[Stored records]

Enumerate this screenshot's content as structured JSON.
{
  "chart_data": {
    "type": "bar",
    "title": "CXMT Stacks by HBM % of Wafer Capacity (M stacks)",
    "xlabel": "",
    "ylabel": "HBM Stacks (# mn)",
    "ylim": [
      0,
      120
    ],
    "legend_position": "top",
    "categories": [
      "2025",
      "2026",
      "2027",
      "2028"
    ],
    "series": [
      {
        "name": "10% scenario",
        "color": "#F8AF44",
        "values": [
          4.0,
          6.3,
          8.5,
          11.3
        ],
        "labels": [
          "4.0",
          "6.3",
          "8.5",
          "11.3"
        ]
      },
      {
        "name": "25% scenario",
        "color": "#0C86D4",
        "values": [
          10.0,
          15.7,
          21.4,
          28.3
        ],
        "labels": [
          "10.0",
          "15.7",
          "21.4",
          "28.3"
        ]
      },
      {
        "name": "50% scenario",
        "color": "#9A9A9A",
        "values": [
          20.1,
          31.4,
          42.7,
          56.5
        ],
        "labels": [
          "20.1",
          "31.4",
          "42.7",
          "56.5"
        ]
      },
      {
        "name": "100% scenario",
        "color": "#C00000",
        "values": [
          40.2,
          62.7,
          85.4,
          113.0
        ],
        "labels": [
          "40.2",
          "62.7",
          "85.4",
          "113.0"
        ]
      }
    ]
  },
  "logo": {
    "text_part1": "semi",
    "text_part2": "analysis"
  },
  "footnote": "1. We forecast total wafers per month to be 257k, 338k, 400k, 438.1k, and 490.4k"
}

** YOUR INSTRUCTIONS **
Locate all lines that include the word "name" and copy them out.

** TASK SOLUTION **
        "name": "10% scenario",
        "name": "25% scenario",
        "name": "50% scenario",
        "name": "100% scenario",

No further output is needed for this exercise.